WHAT YOU SHOULD DO. Repeat each record exactly. Any picture gets left out.
=====
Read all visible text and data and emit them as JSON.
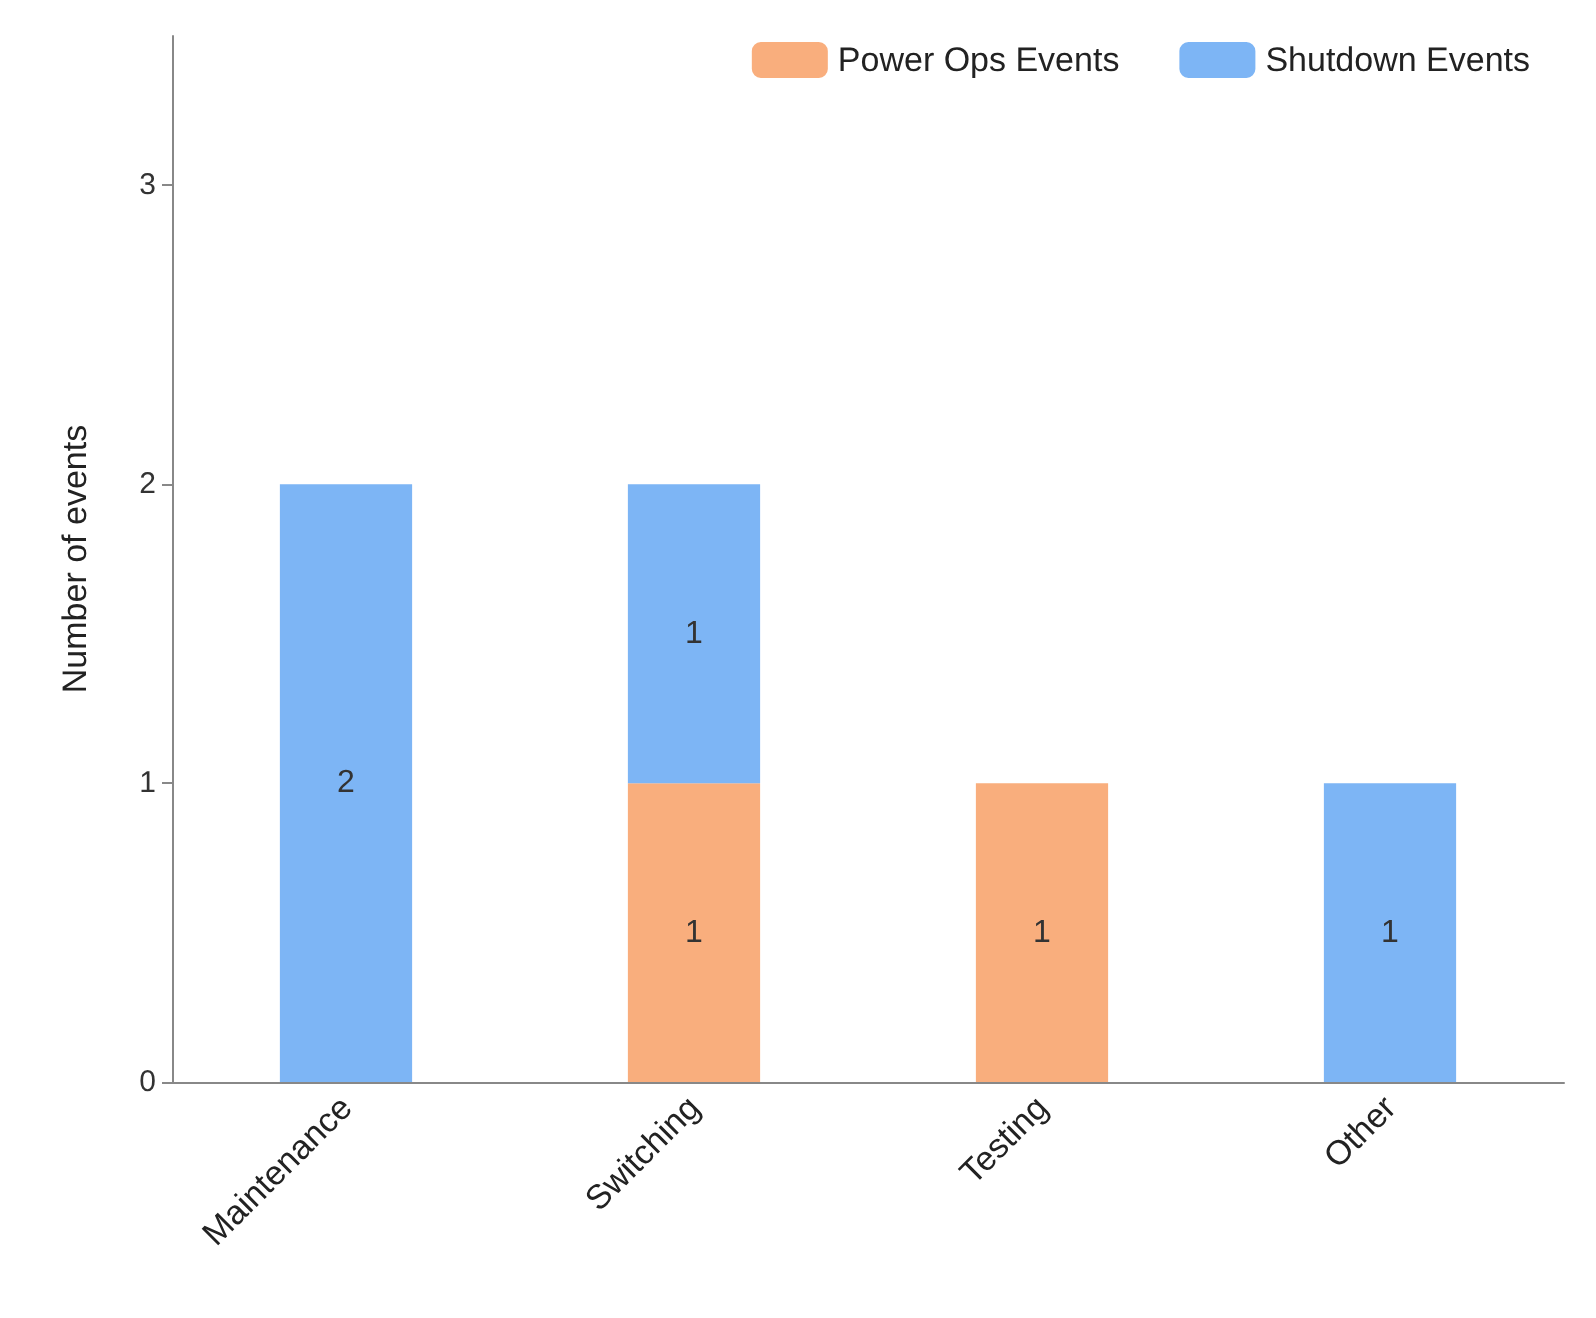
{
  "chart_data": {
    "type": "bar",
    "ylabel": "Number of events",
    "categories": [
      "Maintenance",
      "Switching",
      "Testing",
      "Other"
    ],
    "stacked": true,
    "data_labels": true,
    "legend": "top right",
    "grid": false,
    "ylim": [
      0,
      3.5
    ],
    "yticks": [
      0,
      1,
      2,
      3
    ],
    "series": [
      {
        "name": "Power Ops Events",
        "color": "#f9ae7d",
        "values": [
          null,
          1,
          1,
          null
        ]
      },
      {
        "name": "Shutdown Events",
        "color": "#7db5f5",
        "values": [
          2,
          1,
          null,
          1
        ]
      }
    ]
  }
}
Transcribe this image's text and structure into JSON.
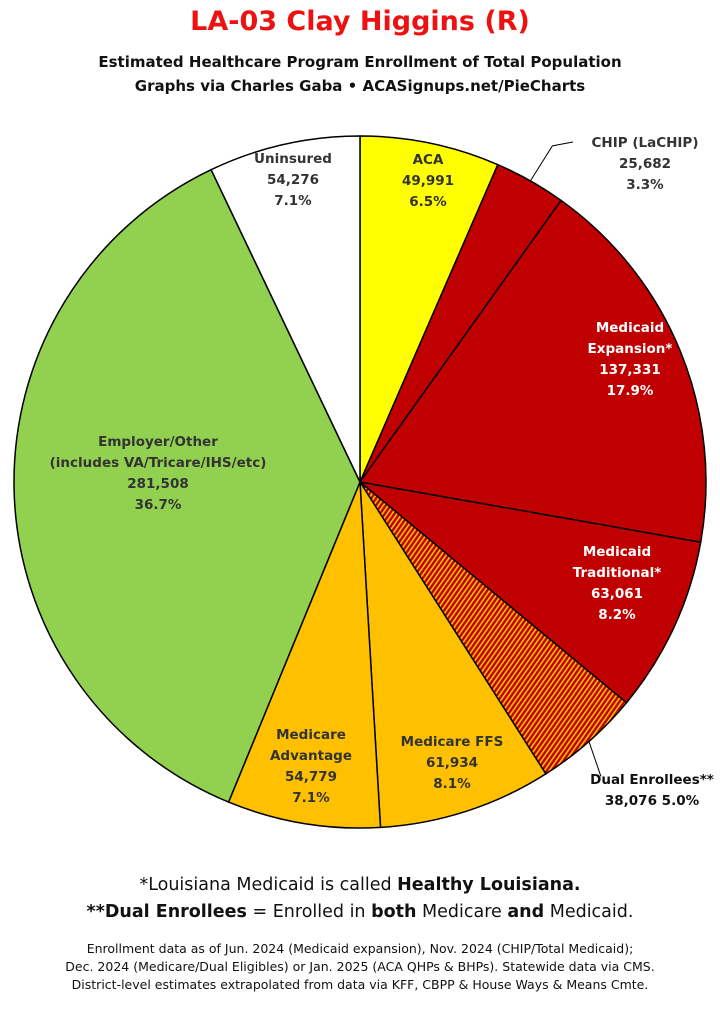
{
  "header": {
    "title": "LA-03 Clay Higgins (R)",
    "subtitle_line1": "Estimated Healthcare Program Enrollment of Total Population",
    "subtitle_line2": "Graphs via Charles Gaba  •  ACASignups.net/PieCharts"
  },
  "notes": {
    "line1_a": "*Louisiana Medicaid is called ",
    "line1_b": "Healthy Louisiana.",
    "line2_a": "**Dual Enrollees",
    "line2_b": " = Enrolled in ",
    "line2_c": "both",
    "line2_d": " Medicare ",
    "line2_e": "and",
    "line2_f": " Medicaid."
  },
  "footer": {
    "line1": "Enrollment data as of Jun. 2024 (Medicaid expansion), Nov. 2024 (CHIP/Total Medicaid);",
    "line2": "Dec. 2024 (Medicare/Dual Eligibles) or Jan. 2025 (ACA QHPs & BHPs). Statewide data via CMS.",
    "line3": "District-level estimates extrapolated from data via KFF, CBPP & House Ways & Means Cmte."
  },
  "chart_data": {
    "type": "pie",
    "title": "LA-03 Clay Higgins (R)",
    "slices": [
      {
        "label": [
          "ACA"
        ],
        "value": 49991,
        "value_text": "49,991",
        "percent": "6.5%",
        "color": "#ffff00",
        "text_color": "#333333"
      },
      {
        "label": [
          "CHIP (LaCHIP)"
        ],
        "value": 25682,
        "value_text": "25,682",
        "percent": "3.3%",
        "color": "#c00000",
        "text_color": "#333333",
        "outside": true
      },
      {
        "label": [
          "Medicaid",
          "Expansion*"
        ],
        "value": 137331,
        "value_text": "137,331",
        "percent": "17.9%",
        "color": "#c00000",
        "text_color": "#ffffff"
      },
      {
        "label": [
          "Medicaid",
          "Traditional*"
        ],
        "value": 63061,
        "value_text": "63,061",
        "percent": "8.2%",
        "color": "#c00000",
        "text_color": "#ffffff"
      },
      {
        "label": [
          "Dual Enrollees**"
        ],
        "value": 38076,
        "value_text": "38,076",
        "percent": "5.0%",
        "color": "#c00000",
        "pattern": "stripes",
        "text_color": "#111111",
        "outside": true
      },
      {
        "label": [
          "Medicare FFS"
        ],
        "value": 61934,
        "value_text": "61,934",
        "percent": "8.1%",
        "color": "#ffc000",
        "text_color": "#333333"
      },
      {
        "label": [
          "Medicare",
          "Advantage"
        ],
        "value": 54779,
        "value_text": "54,779",
        "percent": "7.1%",
        "color": "#ffc000",
        "text_color": "#333333"
      },
      {
        "label": [
          "Employer/Other",
          "(includes VA/Tricare/IHS/etc)"
        ],
        "value": 281508,
        "value_text": "281,508",
        "percent": "36.7%",
        "color": "#92d050",
        "text_color": "#333333"
      },
      {
        "label": [
          "Uninsured"
        ],
        "value": 54276,
        "value_text": "54,276",
        "percent": "7.1%",
        "color": "#ffffff",
        "text_color": "#333333"
      }
    ]
  }
}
=====
RESPONSE.
Read all visible text and data and emit them as JSON.
{
  "chart_data": {
    "type": "bar",
    "ylabel": "Number of events",
    "categories": [
      "Maintenance",
      "Switching",
      "Testing",
      "Other"
    ],
    "stacked": true,
    "data_labels": true,
    "legend": "top right",
    "grid": false,
    "ylim": [
      0,
      3.5
    ],
    "yticks": [
      0,
      1,
      2,
      3
    ],
    "series": [
      {
        "name": "Power Ops Events",
        "color": "#f9ae7d",
        "values": [
          null,
          1,
          1,
          null
        ]
      },
      {
        "name": "Shutdown Events",
        "color": "#7db5f5",
        "values": [
          2,
          1,
          null,
          1
        ]
      }
    ]
  }
}
Transcribe this image's text and structure into JSON.
{
  "header": {
    "title": "LA-03 Clay Higgins (R)",
    "subtitle_line1": "Estimated Healthcare Program Enrollment of Total Population",
    "subtitle_line2": "Graphs via Charles Gaba  •  ACASignups.net/PieCharts"
  },
  "notes": {
    "line1_a": "*Louisiana Medicaid is called ",
    "line1_b": "Healthy Louisiana.",
    "line2_a": "**Dual Enrollees",
    "line2_b": " = Enrolled in ",
    "line2_c": "both",
    "line2_d": " Medicare ",
    "line2_e": "and",
    "line2_f": " Medicaid."
  },
  "footer": {
    "line1": "Enrollment data as of Jun. 2024 (Medicaid expansion), Nov. 2024 (CHIP/Total Medicaid);",
    "line2": "Dec. 2024 (Medicare/Dual Eligibles) or Jan. 2025 (ACA QHPs & BHPs). Statewide data via CMS.",
    "line3": "District-level estimates extrapolated from data via KFF, CBPP & House Ways & Means Cmte."
  },
  "chart_data": {
    "type": "pie",
    "title": "LA-03 Clay Higgins (R)",
    "slices": [
      {
        "label": [
          "ACA"
        ],
        "value": 49991,
        "value_text": "49,991",
        "percent": "6.5%",
        "color": "#ffff00",
        "text_color": "#333333"
      },
      {
        "label": [
          "CHIP (LaCHIP)"
        ],
        "value": 25682,
        "value_text": "25,682",
        "percent": "3.3%",
        "color": "#c00000",
        "text_color": "#333333",
        "outside": true
      },
      {
        "label": [
          "Medicaid",
          "Expansion*"
        ],
        "value": 137331,
        "value_text": "137,331",
        "percent": "17.9%",
        "color": "#c00000",
        "text_color": "#ffffff"
      },
      {
        "label": [
          "Medicaid",
          "Traditional*"
        ],
        "value": 63061,
        "value_text": "63,061",
        "percent": "8.2%",
        "color": "#c00000",
        "text_color": "#ffffff"
      },
      {
        "label": [
          "Dual Enrollees**"
        ],
        "value": 38076,
        "value_text": "38,076",
        "percent": "5.0%",
        "color": "#c00000",
        "pattern": "stripes",
        "text_color": "#111111",
        "outside": true
      },
      {
        "label": [
          "Medicare FFS"
        ],
        "value": 61934,
        "value_text": "61,934",
        "percent": "8.1%",
        "color": "#ffc000",
        "text_color": "#333333"
      },
      {
        "label": [
          "Medicare",
          "Advantage"
        ],
        "value": 54779,
        "value_text": "54,779",
        "percent": "7.1%",
        "color": "#ffc000",
        "text_color": "#333333"
      },
      {
        "label": [
          "Employer/Other",
          "(includes VA/Tricare/IHS/etc)"
        ],
        "value": 281508,
        "value_text": "281,508",
        "percent": "36.7%",
        "color": "#92d050",
        "text_color": "#333333"
      },
      {
        "label": [
          "Uninsured"
        ],
        "value": 54276,
        "value_text": "54,276",
        "percent": "7.1%",
        "color": "#ffffff",
        "text_color": "#333333"
      }
    ]
  }
}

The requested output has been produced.